▶ _Challenge_:
Go through the material below and copy all lines with "heading".

====== Task material

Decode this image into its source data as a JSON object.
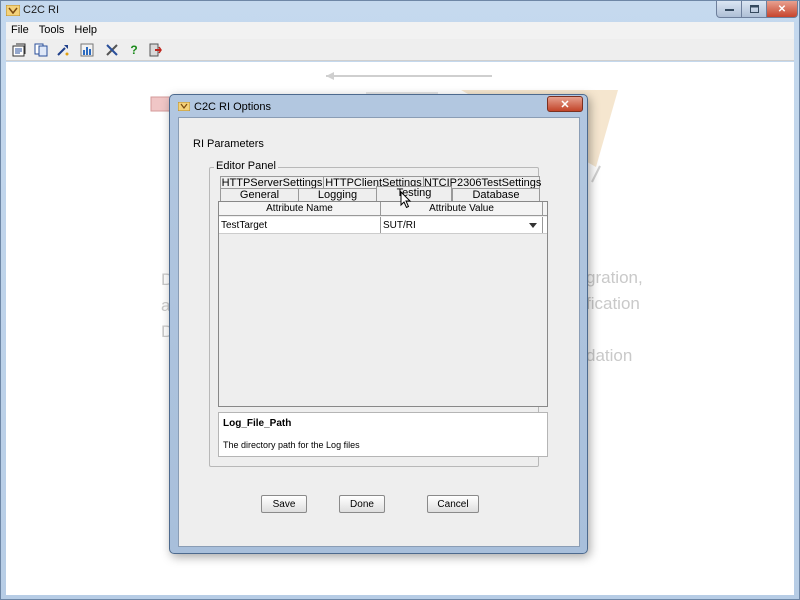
{
  "app": {
    "title": "C2C RI",
    "menu": [
      "File",
      "Tools",
      "Help"
    ],
    "toolbar_icons": [
      "open-config-icon",
      "copy-icon",
      "run-wizard-icon",
      "report-icon",
      "tools-icon",
      "help-icon",
      "exit-icon"
    ]
  },
  "background": {
    "lines": [
      "D",
      "a",
      "D",
      "gration,",
      "fication",
      "dation"
    ]
  },
  "dialog": {
    "title": "C2C RI Options",
    "section_label": "RI Parameters",
    "group_label": "Editor Panel",
    "tabs_row1": [
      "HTTPServerSettings",
      "HTTPClientSettings",
      "NTCIP2306TestSettings"
    ],
    "tabs_row2": [
      "General",
      "Logging",
      "Testing",
      "Database"
    ],
    "selected_tab": "Testing",
    "table": {
      "columns": [
        "Attribute Name",
        "Attribute Value"
      ],
      "rows": [
        {
          "name": "TestTarget",
          "value": "SUT/RI"
        }
      ]
    },
    "description": {
      "title": "Log_File_Path",
      "text": "The directory path for the Log files"
    },
    "buttons": {
      "save": "Save",
      "done": "Done",
      "cancel": "Cancel"
    }
  },
  "colors": {
    "window_frame": "#b7cde6",
    "close_red": "#c7442c"
  }
}
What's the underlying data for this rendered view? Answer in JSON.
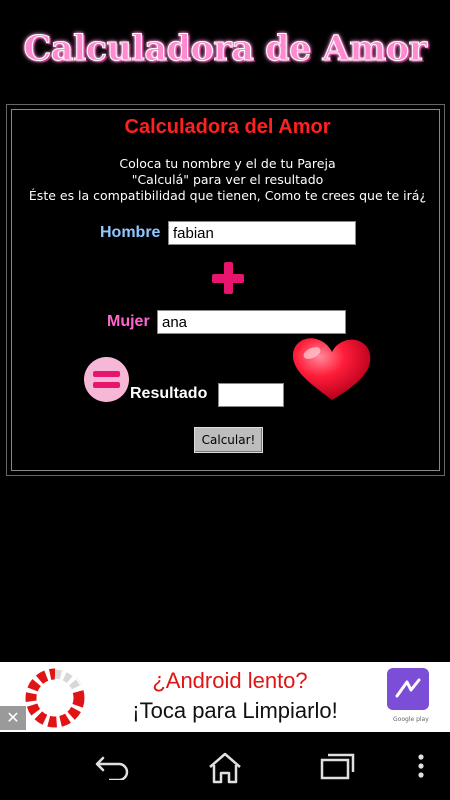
{
  "app": {
    "title": "Calculadora de Amor"
  },
  "form": {
    "heading": "Calculadora del Amor",
    "instructions": [
      "Coloca tu nombre y el de tu Pareja",
      "\"Calculá\" para ver el resultado",
      "Éste es la compatibilidad que tienen, Como te crees que te irá¿"
    ],
    "name_label": "Hombre",
    "name_value": "fabian",
    "partner_label": "Mujer",
    "partner_value": "ana",
    "result_label": "Resultado",
    "result_value": "",
    "calculate_button": "Calcular!"
  },
  "ad": {
    "line1": "¿Android lento?",
    "line2": "¡Toca para Limpiarlo!",
    "close": "✕",
    "store_badge": "Google play",
    "colors": {
      "headline": "#e01414",
      "ring": "#e01414"
    }
  },
  "colors": {
    "title": "#ff8ad0",
    "heading": "#ff2020",
    "hombre_label": "#8fc8ff",
    "mujer_label": "#ff66cc",
    "plus_sign": "#e8156f",
    "heart": "#ff1d3a"
  },
  "icons": {
    "plus": "plus-icon",
    "equals": "equals-icon",
    "heart": "heart-icon",
    "back": "back-icon",
    "home": "home-icon",
    "recents": "recents-icon",
    "menu": "overflow-menu-icon"
  }
}
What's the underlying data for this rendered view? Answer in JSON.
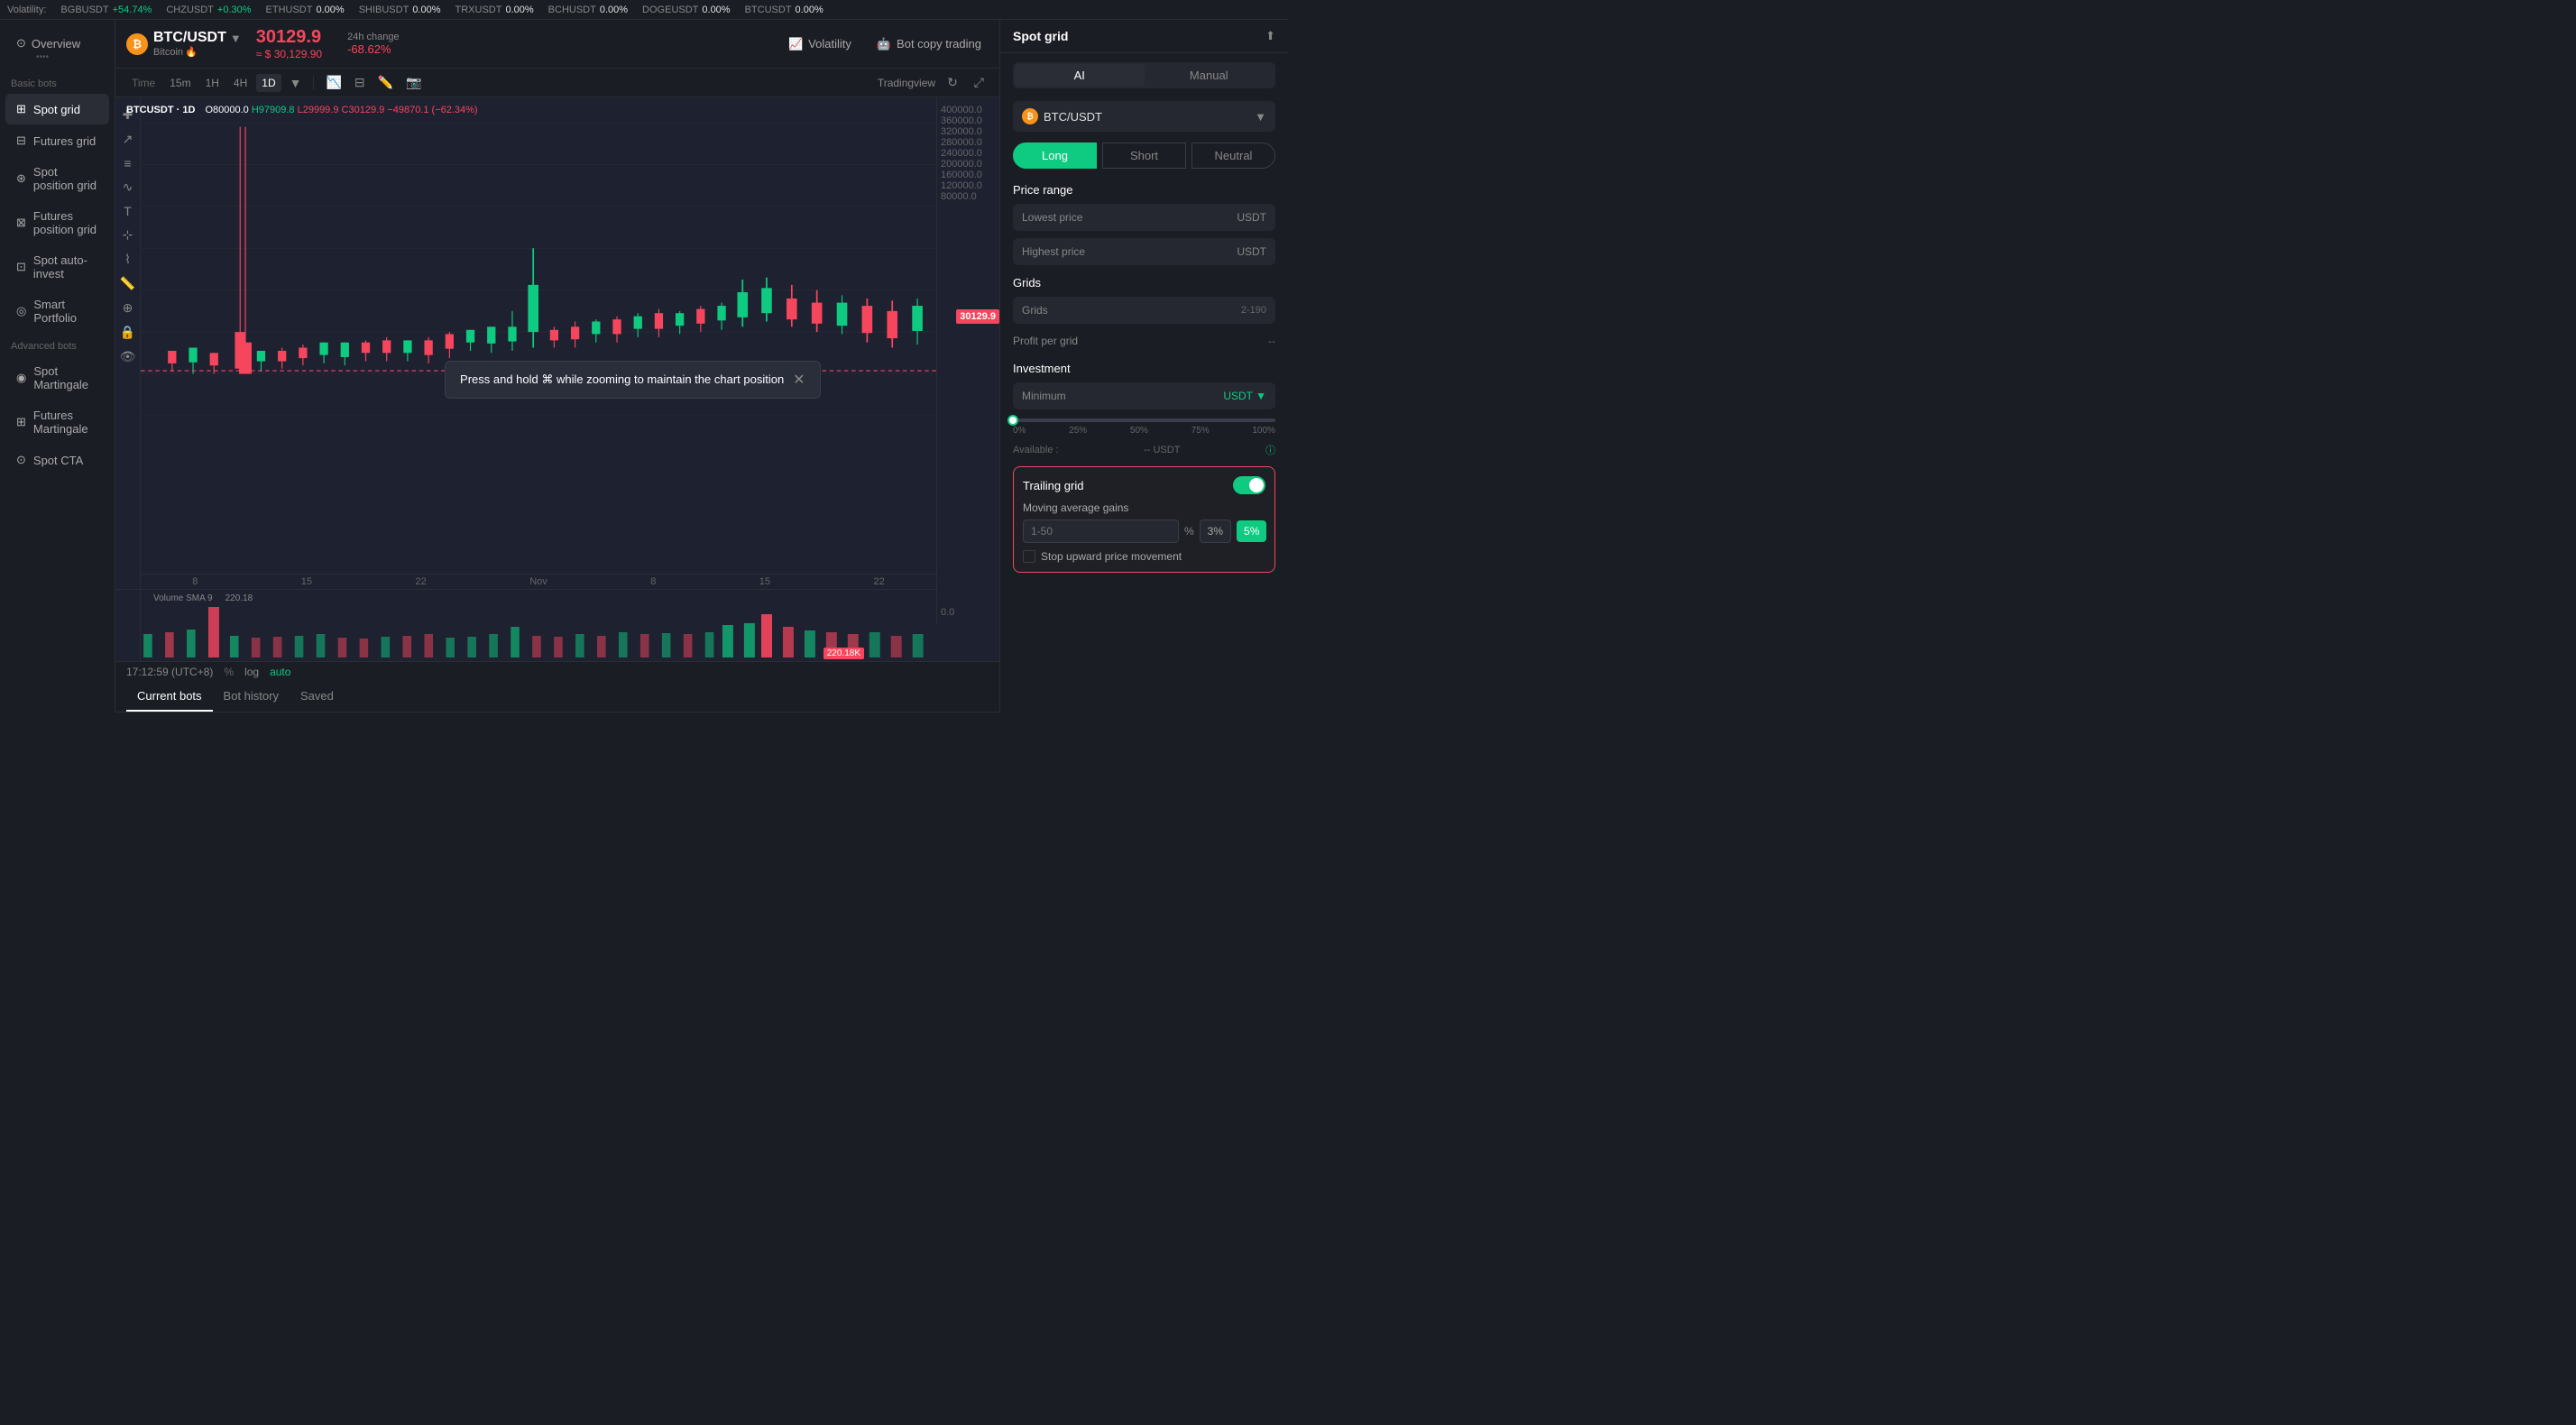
{
  "ticker": {
    "label": "Volatility:",
    "items": [
      {
        "pair": "BGBUSDT",
        "change": "+54.74%",
        "direction": "up"
      },
      {
        "pair": "CHZUSDT",
        "change": "+0.30%",
        "direction": "up"
      },
      {
        "pair": "ETHUSDT",
        "change": "0.00%",
        "direction": "neutral"
      },
      {
        "pair": "SHIBUSDT",
        "change": "0.00%",
        "direction": "neutral"
      },
      {
        "pair": "TRXUSDT",
        "change": "0.00%",
        "direction": "neutral"
      },
      {
        "pair": "BCHUSDT",
        "change": "0.00%",
        "direction": "neutral"
      },
      {
        "pair": "DOGEUSDT",
        "change": "0.00%",
        "direction": "neutral"
      },
      {
        "pair": "BTCUSDT",
        "change": "0.00%",
        "direction": "neutral"
      }
    ]
  },
  "sidebar": {
    "overview_label": "Overview",
    "overview_dots": "••••",
    "basic_bots_label": "Basic bots",
    "items": [
      {
        "id": "spot-grid",
        "label": "Spot grid",
        "active": true
      },
      {
        "id": "futures-grid",
        "label": "Futures grid"
      },
      {
        "id": "spot-position-grid",
        "label": "Spot position grid"
      },
      {
        "id": "futures-position-grid",
        "label": "Futures position grid"
      },
      {
        "id": "spot-auto-invest",
        "label": "Spot auto-invest"
      },
      {
        "id": "smart-portfolio",
        "label": "Smart Portfolio"
      }
    ],
    "advanced_bots_label": "Advanced bots",
    "advanced_items": [
      {
        "id": "spot-martingale",
        "label": "Spot Martingale"
      },
      {
        "id": "futures-martingale",
        "label": "Futures Martingale"
      },
      {
        "id": "spot-cta",
        "label": "Spot CTA"
      }
    ]
  },
  "chart": {
    "pair": "BTC/USDT",
    "coin_name": "Bitcoin",
    "fire_emoji": "🔥",
    "price_main": "30129.9",
    "price_sub": "≈ $ 30,129.90",
    "change_label": "24h change",
    "change_val": "-68.62%",
    "ohlc_label": "BTCUSDT · 1D",
    "ohlc_o": "O80000.0",
    "ohlc_h": "H97909.8",
    "ohlc_l": "L29999.9",
    "ohlc_c": "C30129.9",
    "ohlc_change": "-49870.1 (-62.34%)",
    "current_price": "30129.9",
    "price_levels": [
      "400000.0",
      "360000.0",
      "320000.0",
      "280000.0",
      "240000.0",
      "200000.0",
      "160000.0",
      "120000.0",
      "80000.0",
      "0.0"
    ],
    "x_labels": [
      "8",
      "15",
      "22",
      "Nov",
      "8",
      "15",
      "22"
    ],
    "volume_label": "Volume SMA 9",
    "volume_val": "220.18",
    "volume_badge": "220.18K",
    "time_display": "17:12:59 (UTC+8)",
    "time_buttons": [
      "15m",
      "1H",
      "4H",
      "1D"
    ],
    "active_time": "1D",
    "tradingview_label": "Tradingview",
    "volatility_btn": "Volatility",
    "bot_copy_trading_btn": "Bot copy trading",
    "tooltip_text": "Press and hold ⌘ while zooming to maintain the chart position",
    "tabs": [
      "Current bots",
      "Bot history",
      "Saved"
    ],
    "active_tab": "Current bots"
  },
  "right_panel": {
    "title": "Spot grid",
    "mode_ai": "AI",
    "mode_manual": "Manual",
    "active_mode": "AI",
    "pair": "BTC/USDT",
    "directions": [
      "Long",
      "Short",
      "Neutral"
    ],
    "active_direction": "Long",
    "price_range_label": "Price range",
    "lowest_price_placeholder": "Lowest price",
    "lowest_suffix": "USDT",
    "highest_price_placeholder": "Highest price",
    "highest_suffix": "USDT",
    "grids_label": "Grids",
    "grids_placeholder": "Grids",
    "grids_range": "2-190",
    "profit_label": "Profit per grid",
    "profit_val": "--",
    "investment_label": "Investment",
    "minimum_placeholder": "Minimum",
    "inv_suffix": "USDT",
    "slider_pcts": [
      "0%",
      "25%",
      "50%",
      "75%",
      "100%"
    ],
    "available_label": "Available :",
    "available_val": "-- USDT",
    "trailing_section": {
      "label": "Trailing grid",
      "toggle_on": true,
      "ma_label": "Moving average gains",
      "ma_placeholder": "1-50",
      "ma_pct": "%",
      "ma_val1": "3%",
      "ma_val2": "5%",
      "stop_label": "Stop upward price movement"
    }
  }
}
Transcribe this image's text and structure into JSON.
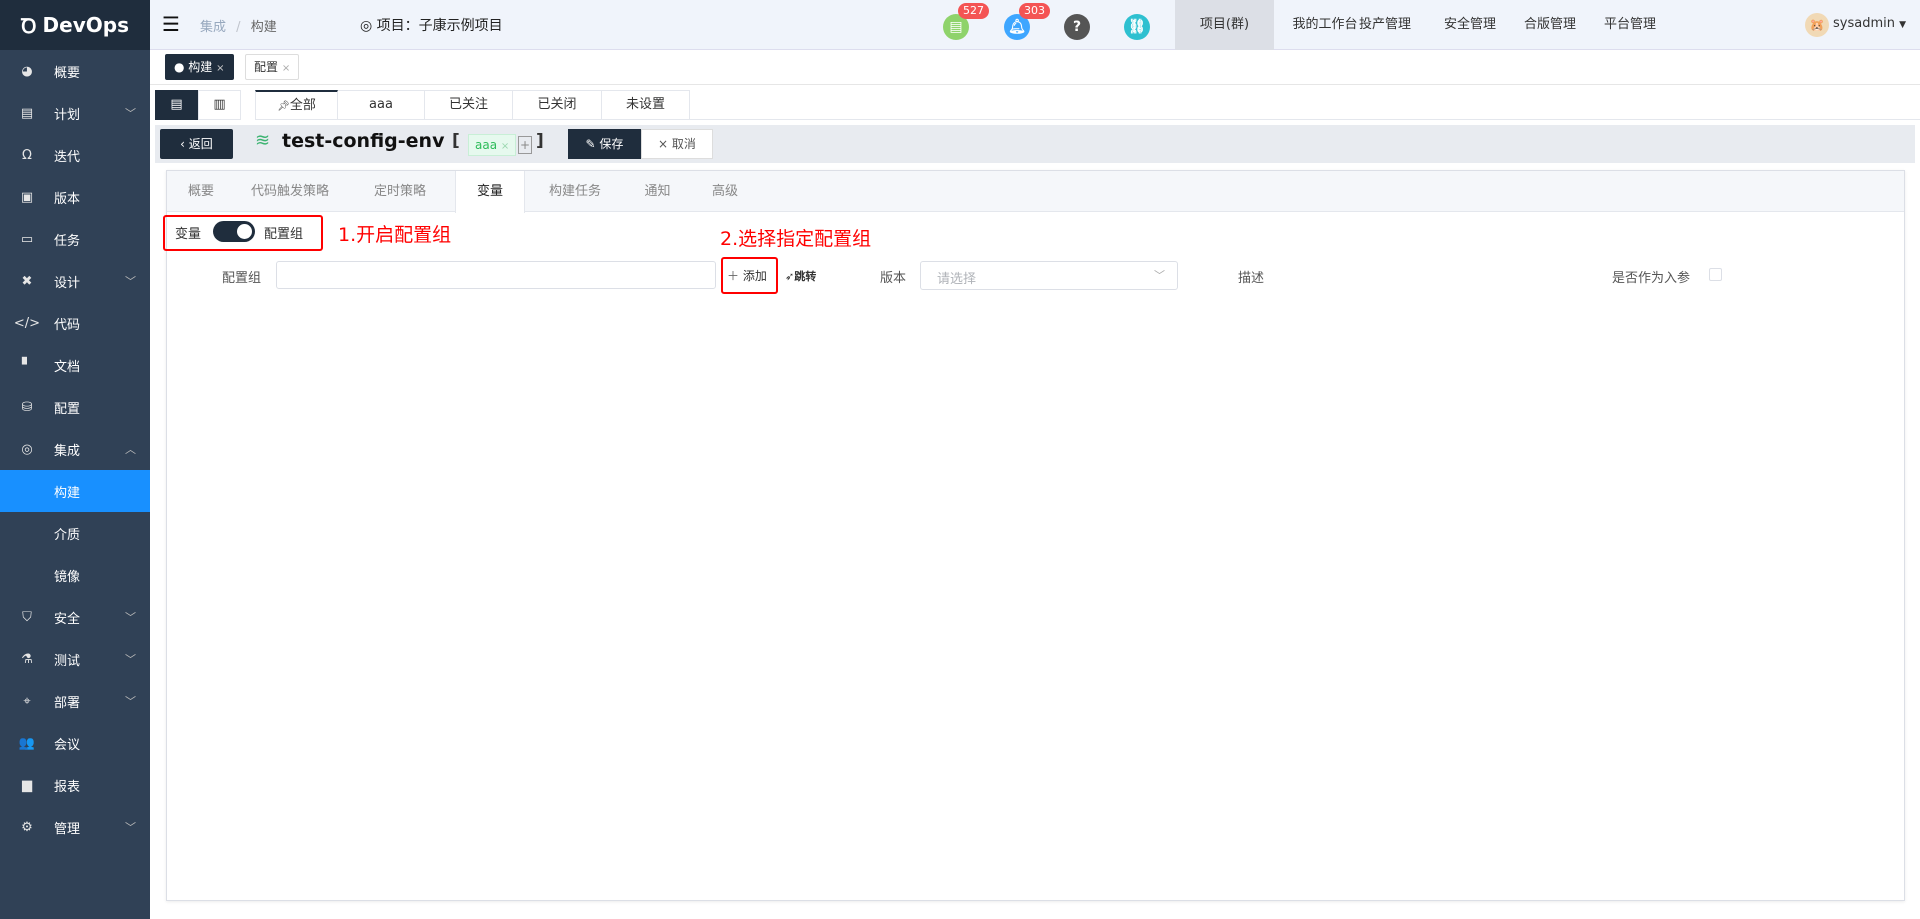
{
  "app": {
    "logo": "DevOps"
  },
  "sidebar": {
    "items": [
      {
        "label": "概要",
        "icon": "dashboard-icon",
        "sym": "◕"
      },
      {
        "label": "计划",
        "icon": "plan-icon",
        "sym": "▤",
        "chev": "﹀"
      },
      {
        "label": "迭代",
        "icon": "iteration-icon",
        "sym": "Ω"
      },
      {
        "label": "版本",
        "icon": "version-icon",
        "sym": "▣"
      },
      {
        "label": "任务",
        "icon": "task-icon",
        "sym": "▭"
      },
      {
        "label": "设计",
        "icon": "design-icon",
        "sym": "✖",
        "chev": "﹀"
      },
      {
        "label": "代码",
        "icon": "code-icon",
        "sym": "</>"
      },
      {
        "label": "文档",
        "icon": "document-icon",
        "sym": "▘"
      },
      {
        "label": "配置",
        "icon": "config-icon",
        "sym": "⛁"
      },
      {
        "label": "集成",
        "icon": "integration-icon",
        "sym": "◎",
        "chev": "︿"
      },
      {
        "label": "构建",
        "sub": true,
        "active": true
      },
      {
        "label": "介质",
        "sub": true
      },
      {
        "label": "镜像",
        "sub": true
      },
      {
        "label": "安全",
        "icon": "shield-icon",
        "sym": "⛉",
        "chev": "﹀"
      },
      {
        "label": "测试",
        "icon": "flask-icon",
        "sym": "⚗",
        "chev": "﹀"
      },
      {
        "label": "部署",
        "icon": "crosshair-icon",
        "sym": "⌖",
        "chev": "﹀"
      },
      {
        "label": "会议",
        "icon": "meeting-icon",
        "sym": "👥"
      },
      {
        "label": "报表",
        "icon": "report-icon",
        "sym": "▆"
      },
      {
        "label": "管理",
        "icon": "gear-icon",
        "sym": "⚙",
        "chev": "﹀"
      }
    ]
  },
  "header": {
    "breadcrumb": [
      "集成",
      "构建"
    ],
    "sep": "/",
    "project": "项目：子康示例项目",
    "badges": {
      "docs": "527",
      "bell": "303"
    },
    "nav": [
      "项目(群)",
      "我的工作台",
      "投产管理",
      "安全管理",
      "合版管理",
      "平台管理"
    ],
    "user": "sysadmin"
  },
  "tags": [
    {
      "label": "构建",
      "close": "×"
    },
    {
      "label": "配置",
      "close": "×"
    }
  ],
  "filters": [
    "全部",
    "aaa",
    "已关注",
    "已关闭",
    "未设置"
  ],
  "titlebar": {
    "back": "返回",
    "title": "test-config-env",
    "tag": "aaa",
    "tag_close": "×",
    "add": "+",
    "save": "保存",
    "cancel": "取消",
    "lb": "[",
    "rb": "]"
  },
  "tabs": [
    "概要",
    "代码触发策略",
    "定时策略",
    "变量",
    "构建任务",
    "通知",
    "高级"
  ],
  "form": {
    "toggle_left": "变量",
    "toggle_right": "配置组",
    "group_label": "配置组",
    "group_value": "",
    "add": "添加",
    "jump": "跳转",
    "version_label": "版本",
    "version_placeholder": "请选择",
    "desc_label": "描述",
    "param_label": "是否作为入参"
  },
  "annotations": {
    "step1": "1.开启配置组",
    "step2": "2.选择指定配置组"
  },
  "colors": {
    "accent": "#1890ff",
    "dark": "#1f2d3d",
    "annotation": "#ff0000"
  }
}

============

▶ _Exercise output_:
    "heading": "Calculadora del Amor",
    "heading": "#ff2020",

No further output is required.